--- Extrait du document ---
************

Préférences collectives, défense, culture : par leur spécificité, leur caractère sensible, la différence d’approche dont ils font l’objet de part et d’autre de l’Atlantique, ces domaines doivent être préservés d’une libéralisation à marche forcée. Sans citer l’ensemble des arguments qui ont été avancés par les précédents orateurs, rappelons qu’aux États-Unis la culture relève avant tout d’une industrie, alors qu’elle constitue pour l’Europe l’un des fondements de son histoire, de sa construction et de son identité.

D’autres conditions strictes doivent être rappelées à la Commission pour une défense efficace de nos intérêts face à un interlocuteur rompu aux négociations. Il s’agit notamment de s’assurer que la réciprocité et l’équilibre des engagements soient respectés, étant entendu que si l’accord s’applique à l’ensemble des États membres de l’Union, il devra s’appliquer aussi aux cinquante États fédérés américains. De plus, les divers volets de négociation devront être évoqués de manière égale, sans faire l’impasse sur les sujets épineux ; je pense notamment ici au souhait de l’administration américaine de sortir du champ des négociations les services financiers pour contourner l’application des normes dites « Bâle III ». Enfin, et, surtout, le temps de la négociation devra être respecté, sans précipitation ni date butoir prédéfinie.

Au vu des précédentes négociations commerciales, au vu des travaux liminaires, compte tenu de la tendance de la Commission européenne à la rétention d’information – une tendance naturelle et sans doute inhérente à toutes les négociations commerciales – et de sa vision strictement libérale du projet d’accord, il faut impérativement que la représentation nationale, avec les élus européens, puisse assurer un suivi des négociations et être pleinement associée à ce dialogue transatlantique. Madame la ministre, nous comptons sur vous.

Si ces négociations aboutissent, vraisemblablement dans plusieurs années, et sous réserve du respect de l’exclusion culturelle, comme l’a rappelé le Premier ministre, elles auront, de par la puissance économique et commerciale des parties prenantes, un impact majeur sur l’ensemble des négociations commerciales dans le monde.

À nous de nous assurer qu’elles se dérouleront dans le respect le plus strict de nos valeurs et de nos convictions européennes. Nous souhaitons que l’éclairage particulier porté sur ce partenariat transatlantique serve aussi l’avancée attendue des travaux, aujourd’hui bloqués, des institutions européennes sur la réciprocité commerciale.

M. Patrick Bloche, rapporteur et Mme Danielle Auroi, rapporteure. Très bien !

M. le président. La parole est à M. Franck Riester.

M. Franck Riester. Monsieur le président, madame la ministre, madame et monsieur les rapporteurs, mes chers collègues, le principe de l’exception culturelle est né il y a vingt ans, à l’occasion des accords du GATT. En reconnaissant ce principe, l’Europe défendait la vision que la culture n’est pas une marchandise comme les autres et affirmait son ambition d’encourager sa création et de protéger sa diversité.

Aujourd’hui, le bilan de l’exception culturelle est largement positif. Reflet de la pluralité de nos territoires, la diversité culturelle est vecteur de sens et de lien social entre les Européens et elle contribue à la croissance et à l’emploi. Pourtant, l’exception culturelle est aujourd’hui en danger.

************

--- Données présentées ---
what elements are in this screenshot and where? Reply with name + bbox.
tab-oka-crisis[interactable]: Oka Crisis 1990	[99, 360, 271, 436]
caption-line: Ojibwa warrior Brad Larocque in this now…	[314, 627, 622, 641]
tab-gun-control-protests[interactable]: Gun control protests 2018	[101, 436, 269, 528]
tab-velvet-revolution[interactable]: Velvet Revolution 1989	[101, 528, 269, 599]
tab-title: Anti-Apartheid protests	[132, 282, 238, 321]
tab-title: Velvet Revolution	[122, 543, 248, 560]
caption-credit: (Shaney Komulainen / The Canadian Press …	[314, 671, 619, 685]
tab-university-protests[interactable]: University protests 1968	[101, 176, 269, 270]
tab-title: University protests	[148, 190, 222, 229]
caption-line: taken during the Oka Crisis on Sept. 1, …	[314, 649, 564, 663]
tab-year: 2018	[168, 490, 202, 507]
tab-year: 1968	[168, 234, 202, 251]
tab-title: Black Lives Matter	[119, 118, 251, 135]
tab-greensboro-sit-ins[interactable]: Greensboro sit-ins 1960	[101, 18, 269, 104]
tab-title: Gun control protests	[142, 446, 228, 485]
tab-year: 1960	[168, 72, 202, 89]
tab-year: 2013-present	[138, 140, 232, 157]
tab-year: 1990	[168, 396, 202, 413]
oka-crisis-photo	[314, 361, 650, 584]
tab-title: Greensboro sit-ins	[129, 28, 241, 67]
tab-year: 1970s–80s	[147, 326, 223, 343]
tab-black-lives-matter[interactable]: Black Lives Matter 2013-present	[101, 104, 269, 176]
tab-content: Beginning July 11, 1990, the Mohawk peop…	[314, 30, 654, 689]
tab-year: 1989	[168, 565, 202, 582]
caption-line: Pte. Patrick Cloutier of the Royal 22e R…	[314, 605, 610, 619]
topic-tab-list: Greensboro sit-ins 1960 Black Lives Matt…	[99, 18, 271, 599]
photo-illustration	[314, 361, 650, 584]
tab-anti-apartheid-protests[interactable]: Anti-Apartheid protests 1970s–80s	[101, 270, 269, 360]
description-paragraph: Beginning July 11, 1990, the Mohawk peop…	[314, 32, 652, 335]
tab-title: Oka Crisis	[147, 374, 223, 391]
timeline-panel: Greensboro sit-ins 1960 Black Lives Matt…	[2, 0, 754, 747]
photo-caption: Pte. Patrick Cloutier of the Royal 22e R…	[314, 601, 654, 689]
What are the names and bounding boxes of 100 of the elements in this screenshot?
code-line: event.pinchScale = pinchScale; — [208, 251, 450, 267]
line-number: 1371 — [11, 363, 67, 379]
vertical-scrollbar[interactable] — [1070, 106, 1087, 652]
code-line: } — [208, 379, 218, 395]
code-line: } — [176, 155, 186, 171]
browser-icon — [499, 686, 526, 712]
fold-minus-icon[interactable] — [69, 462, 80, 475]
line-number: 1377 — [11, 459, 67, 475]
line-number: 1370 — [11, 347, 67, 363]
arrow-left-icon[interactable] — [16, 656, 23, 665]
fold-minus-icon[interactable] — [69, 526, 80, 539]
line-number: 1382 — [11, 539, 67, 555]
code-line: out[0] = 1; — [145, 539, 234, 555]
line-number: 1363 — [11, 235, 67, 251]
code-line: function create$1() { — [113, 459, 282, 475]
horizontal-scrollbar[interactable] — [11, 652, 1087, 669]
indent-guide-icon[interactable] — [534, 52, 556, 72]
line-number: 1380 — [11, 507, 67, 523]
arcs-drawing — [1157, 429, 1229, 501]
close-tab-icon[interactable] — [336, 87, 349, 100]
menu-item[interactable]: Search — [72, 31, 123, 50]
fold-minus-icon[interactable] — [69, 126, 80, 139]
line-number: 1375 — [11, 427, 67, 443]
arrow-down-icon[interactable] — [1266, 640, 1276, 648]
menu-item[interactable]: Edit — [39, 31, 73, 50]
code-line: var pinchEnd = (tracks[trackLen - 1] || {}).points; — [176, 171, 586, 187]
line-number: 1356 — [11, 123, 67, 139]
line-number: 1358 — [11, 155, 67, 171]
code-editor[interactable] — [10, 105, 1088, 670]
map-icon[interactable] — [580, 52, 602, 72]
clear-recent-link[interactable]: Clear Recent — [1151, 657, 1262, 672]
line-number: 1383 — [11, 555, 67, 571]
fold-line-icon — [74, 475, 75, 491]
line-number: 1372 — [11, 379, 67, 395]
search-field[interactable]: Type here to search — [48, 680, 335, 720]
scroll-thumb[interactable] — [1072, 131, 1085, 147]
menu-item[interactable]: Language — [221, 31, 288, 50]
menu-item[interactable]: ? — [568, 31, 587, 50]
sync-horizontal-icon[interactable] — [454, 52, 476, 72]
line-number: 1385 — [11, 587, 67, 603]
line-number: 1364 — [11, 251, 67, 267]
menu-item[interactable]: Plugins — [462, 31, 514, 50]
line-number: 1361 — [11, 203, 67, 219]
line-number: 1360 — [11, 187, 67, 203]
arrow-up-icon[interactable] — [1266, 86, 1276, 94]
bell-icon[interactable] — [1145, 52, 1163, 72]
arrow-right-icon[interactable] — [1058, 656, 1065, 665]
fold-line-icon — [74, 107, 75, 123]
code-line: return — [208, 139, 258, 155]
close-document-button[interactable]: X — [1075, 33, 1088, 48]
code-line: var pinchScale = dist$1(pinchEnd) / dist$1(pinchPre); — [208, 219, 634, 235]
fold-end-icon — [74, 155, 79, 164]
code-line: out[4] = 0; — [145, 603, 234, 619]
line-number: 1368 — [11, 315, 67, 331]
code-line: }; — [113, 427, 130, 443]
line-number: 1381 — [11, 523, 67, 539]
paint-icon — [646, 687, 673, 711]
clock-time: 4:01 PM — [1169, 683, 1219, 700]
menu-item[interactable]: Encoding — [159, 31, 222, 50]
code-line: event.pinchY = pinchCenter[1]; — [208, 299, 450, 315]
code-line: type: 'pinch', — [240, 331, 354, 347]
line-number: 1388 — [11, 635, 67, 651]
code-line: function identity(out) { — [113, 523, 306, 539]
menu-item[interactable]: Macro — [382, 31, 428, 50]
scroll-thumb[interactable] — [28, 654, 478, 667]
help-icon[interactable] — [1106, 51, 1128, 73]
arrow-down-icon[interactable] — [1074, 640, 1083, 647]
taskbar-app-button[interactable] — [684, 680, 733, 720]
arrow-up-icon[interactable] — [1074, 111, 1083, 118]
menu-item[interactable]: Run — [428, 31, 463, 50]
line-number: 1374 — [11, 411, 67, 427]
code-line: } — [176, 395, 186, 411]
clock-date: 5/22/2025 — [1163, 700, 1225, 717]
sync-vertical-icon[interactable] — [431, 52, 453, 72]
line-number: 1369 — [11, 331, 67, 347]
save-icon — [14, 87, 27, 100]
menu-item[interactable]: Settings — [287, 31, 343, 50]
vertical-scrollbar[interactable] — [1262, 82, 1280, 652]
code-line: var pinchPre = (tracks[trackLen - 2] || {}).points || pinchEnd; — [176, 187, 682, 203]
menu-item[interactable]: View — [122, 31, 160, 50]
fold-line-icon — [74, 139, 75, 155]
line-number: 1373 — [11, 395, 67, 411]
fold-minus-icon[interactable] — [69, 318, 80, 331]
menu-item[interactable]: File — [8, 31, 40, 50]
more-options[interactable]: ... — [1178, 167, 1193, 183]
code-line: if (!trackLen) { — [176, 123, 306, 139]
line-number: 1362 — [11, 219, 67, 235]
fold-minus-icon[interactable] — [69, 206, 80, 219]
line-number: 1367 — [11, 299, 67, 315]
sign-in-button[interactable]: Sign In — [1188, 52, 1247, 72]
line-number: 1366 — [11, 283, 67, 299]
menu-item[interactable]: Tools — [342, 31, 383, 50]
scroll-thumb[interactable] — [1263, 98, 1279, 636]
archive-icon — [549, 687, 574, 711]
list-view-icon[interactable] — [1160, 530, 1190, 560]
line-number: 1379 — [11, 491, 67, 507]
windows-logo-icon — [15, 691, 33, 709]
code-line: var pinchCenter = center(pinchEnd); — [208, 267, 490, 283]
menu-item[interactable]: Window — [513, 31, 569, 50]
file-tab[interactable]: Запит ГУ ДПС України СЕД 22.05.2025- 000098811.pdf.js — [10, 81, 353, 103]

************

Recopiez mot pour mot le passage de l'extrait qui va de « Si ces négociations » à « la réciprocité commerciale. ». Les entrées proviennent d'une source distincte de celle de l'extrait.

--- Exercice corrigé ---
Si ces négociations aboutissent, vraisemblablement dans plusieurs années, et sous réserve du respect de l’exclusion culturelle, comme l’a rappelé le Premier ministre, elles auront, de par la puissance économique et commerciale des parties prenantes, un impact majeur sur l’ensemble des négociations commerciales dans le monde.

À nous de nous assurer qu’elles se dérouleront dans le respect le plus strict de nos valeurs et de nos convictions européennes. Nous souhaitons que l’éclairage particulier porté sur ce partenariat transatlantique serve aussi l’avancée attendue des travaux, aujourd’hui bloqués, des institutions européennes sur la réciprocité commerciale.